_Exercise aim_:
Each entry should be quoted word for word, including every mark of punctuation.
⁂
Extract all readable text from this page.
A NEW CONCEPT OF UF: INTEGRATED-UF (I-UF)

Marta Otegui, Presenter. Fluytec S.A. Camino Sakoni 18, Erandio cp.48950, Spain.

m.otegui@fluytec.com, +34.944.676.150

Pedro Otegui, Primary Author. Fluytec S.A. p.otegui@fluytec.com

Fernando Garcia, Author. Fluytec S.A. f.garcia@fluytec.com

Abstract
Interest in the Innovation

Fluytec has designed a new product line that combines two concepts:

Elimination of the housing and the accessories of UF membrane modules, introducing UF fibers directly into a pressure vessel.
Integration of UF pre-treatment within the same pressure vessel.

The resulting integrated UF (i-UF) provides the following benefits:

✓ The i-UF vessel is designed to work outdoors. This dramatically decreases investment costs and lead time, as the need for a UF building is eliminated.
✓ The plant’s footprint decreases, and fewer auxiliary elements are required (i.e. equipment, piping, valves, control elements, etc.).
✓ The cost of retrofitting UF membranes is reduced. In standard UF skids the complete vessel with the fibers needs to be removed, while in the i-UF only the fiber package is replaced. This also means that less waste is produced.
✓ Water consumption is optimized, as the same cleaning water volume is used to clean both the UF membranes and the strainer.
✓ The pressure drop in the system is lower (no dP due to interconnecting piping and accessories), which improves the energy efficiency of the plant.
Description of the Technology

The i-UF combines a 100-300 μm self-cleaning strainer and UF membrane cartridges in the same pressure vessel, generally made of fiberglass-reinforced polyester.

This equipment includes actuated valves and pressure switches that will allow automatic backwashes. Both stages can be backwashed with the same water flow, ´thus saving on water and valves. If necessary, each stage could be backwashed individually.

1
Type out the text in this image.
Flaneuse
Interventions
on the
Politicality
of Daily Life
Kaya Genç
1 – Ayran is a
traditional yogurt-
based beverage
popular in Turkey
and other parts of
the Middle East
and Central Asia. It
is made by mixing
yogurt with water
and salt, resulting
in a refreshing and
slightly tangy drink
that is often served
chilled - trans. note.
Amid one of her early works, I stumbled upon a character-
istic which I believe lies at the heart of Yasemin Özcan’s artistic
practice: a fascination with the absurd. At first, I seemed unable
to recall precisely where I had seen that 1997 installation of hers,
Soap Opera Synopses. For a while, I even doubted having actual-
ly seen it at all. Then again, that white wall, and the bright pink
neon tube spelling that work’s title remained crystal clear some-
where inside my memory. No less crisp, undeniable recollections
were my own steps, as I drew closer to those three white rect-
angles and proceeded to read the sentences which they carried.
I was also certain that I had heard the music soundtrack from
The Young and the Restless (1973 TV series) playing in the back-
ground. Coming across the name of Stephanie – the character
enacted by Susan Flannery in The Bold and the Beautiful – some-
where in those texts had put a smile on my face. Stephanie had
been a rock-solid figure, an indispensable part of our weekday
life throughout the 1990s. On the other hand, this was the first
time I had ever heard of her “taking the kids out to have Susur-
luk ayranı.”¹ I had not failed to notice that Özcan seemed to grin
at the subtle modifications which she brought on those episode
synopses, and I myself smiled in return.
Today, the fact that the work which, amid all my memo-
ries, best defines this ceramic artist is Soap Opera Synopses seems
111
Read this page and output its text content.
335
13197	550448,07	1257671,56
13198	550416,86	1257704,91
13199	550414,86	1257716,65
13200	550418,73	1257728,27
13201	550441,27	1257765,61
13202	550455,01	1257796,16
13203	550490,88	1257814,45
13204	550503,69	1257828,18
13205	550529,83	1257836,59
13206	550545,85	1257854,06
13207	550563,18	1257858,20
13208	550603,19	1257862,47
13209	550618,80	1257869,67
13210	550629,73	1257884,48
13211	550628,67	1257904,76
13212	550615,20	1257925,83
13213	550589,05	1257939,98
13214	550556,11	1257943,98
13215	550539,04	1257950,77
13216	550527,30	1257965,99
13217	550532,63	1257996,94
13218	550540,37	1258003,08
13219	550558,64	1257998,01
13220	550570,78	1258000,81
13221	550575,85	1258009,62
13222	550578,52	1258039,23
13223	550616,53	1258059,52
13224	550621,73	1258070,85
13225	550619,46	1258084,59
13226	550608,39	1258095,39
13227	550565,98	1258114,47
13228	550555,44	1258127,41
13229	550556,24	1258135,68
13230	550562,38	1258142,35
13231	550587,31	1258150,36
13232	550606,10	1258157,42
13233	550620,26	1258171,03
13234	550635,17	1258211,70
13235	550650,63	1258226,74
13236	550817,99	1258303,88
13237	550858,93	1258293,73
⁂
_The output_:
Extract all readable text from this page.
A NEW CONCEPT OF UF: INTEGRATED-UF (I-UF)

Marta Otegui, Presenter. Fluytec S.A. Camino Sakoni 18, Erandio cp.48950, Spain.

m.otegui@fluytec.com, +34.944.676.150

Pedro Otegui, Primary Author. Fluytec S.A. p.otegui@fluytec.com

Fernando Garcia, Author. Fluytec S.A. f.garcia@fluytec.com

Abstract
Interest in the Innovation

Fluytec has designed a new product line that combines two concepts:

Elimination of the housing and the accessories of UF membrane modules, introducing UF fibers directly into a pressure vessel.
Integration of UF pre-treatment within the same pressure vessel.

The resulting integrated UF (i-UF) provides the following benefits:

✓ The i-UF vessel is designed to work outdoors. This dramatically decreases investment costs and lead time, as the need for a UF building is eliminated.
✓ The plant’s footprint decreases, and fewer auxiliary elements are required (i.e. equipment, piping, valves, control elements, etc.).
✓ The cost of retrofitting UF membranes is reduced. In standard UF skids the complete vessel with the fibers needs to be removed, while in the i-UF only the fiber package is replaced. This also means that less waste is produced.
✓ Water consumption is optimized, as the same cleaning water volume is used to clean both the UF membranes and the strainer.
✓ The pressure drop in the system is lower (no dP due to interconnecting piping and accessories), which improves the energy efficiency of the plant.
Description of the Technology

The i-UF combines a 100-300 μm self-cleaning strainer and UF membrane cartridges in the same pressure vessel, generally made of fiberglass-reinforced polyester.

This equipment includes actuated valves and pressure switches that will allow automatic backwashes. Both stages can be backwashed with the same water flow, ´thus saving on water and valves. If necessary, each stage could be backwashed individually.

1
Type out the text in this image.
Flaneuse
Interventions
on the
Politicality
of Daily Life
Kaya Genç
1 – Ayran is a
traditional yogurt-
based beverage
popular in Turkey
and other parts of
the Middle East
and Central Asia. It
is made by mixing
yogurt with water
and salt, resulting
in a refreshing and
slightly tangy drink
that is often served
chilled - trans. note.
Amid one of her early works, I stumbled upon a character-
istic which I believe lies at the heart of Yasemin Özcan’s artistic
practice: a fascination with the absurd. At first, I seemed unable
to recall precisely where I had seen that 1997 installation of hers,
Soap Opera Synopses. For a while, I even doubted having actual-
ly seen it at all. Then again, that white wall, and the bright pink
neon tube spelling that work’s title remained crystal clear some-
where inside my memory. No less crisp, undeniable recollections
were my own steps, as I drew closer to those three white rect-
angles and proceeded to read the sentences which they carried.
I was also certain that I had heard the music soundtrack from
The Young and the Restless (1973 TV series) playing in the back-
ground. Coming across the name of Stephanie – the character
enacted by Susan Flannery in The Bold and the Beautiful – some-
where in those texts had put a smile on my face. Stephanie had
been a rock-solid figure, an indispensable part of our weekday
life throughout the 1990s. On the other hand, this was the first
time I had ever heard of her “taking the kids out to have Susur-
luk ayranı.”¹ I had not failed to notice that Özcan seemed to grin
at the subtle modifications which she brought on those episode
synopses, and I myself smiled in return.
Today, the fact that the work which, amid all my memo-
ries, best defines this ceramic artist is Soap Opera Synopses seems
111
Read this page and output its text content.
335
13197	550448,07	1257671,56
13198	550416,86	1257704,91
13199	550414,86	1257716,65
13200	550418,73	1257728,27
13201	550441,27	1257765,61
13202	550455,01	1257796,16
13203	550490,88	1257814,45
13204	550503,69	1257828,18
13205	550529,83	1257836,59
13206	550545,85	1257854,06
13207	550563,18	1257858,20
13208	550603,19	1257862,47
13209	550618,80	1257869,67
13210	550629,73	1257884,48
13211	550628,67	1257904,76
13212	550615,20	1257925,83
13213	550589,05	1257939,98
13214	550556,11	1257943,98
13215	550539,04	1257950,77
13216	550527,30	1257965,99
13217	550532,63	1257996,94
13218	550540,37	1258003,08
13219	550558,64	1257998,01
13220	550570,78	1258000,81
13221	550575,85	1258009,62
13222	550578,52	1258039,23
13223	550616,53	1258059,52
13224	550621,73	1258070,85
13225	550619,46	1258084,59
13226	550608,39	1258095,39
13227	550565,98	1258114,47
13228	550555,44	1258127,41
13229	550556,24	1258135,68
13230	550562,38	1258142,35
13231	550587,31	1258150,36
13232	550606,10	1258157,42
13233	550620,26	1258171,03
13234	550635,17	1258211,70
13235	550650,63	1258226,74
13236	550817,99	1258303,88
13237	550858,93	1258293,73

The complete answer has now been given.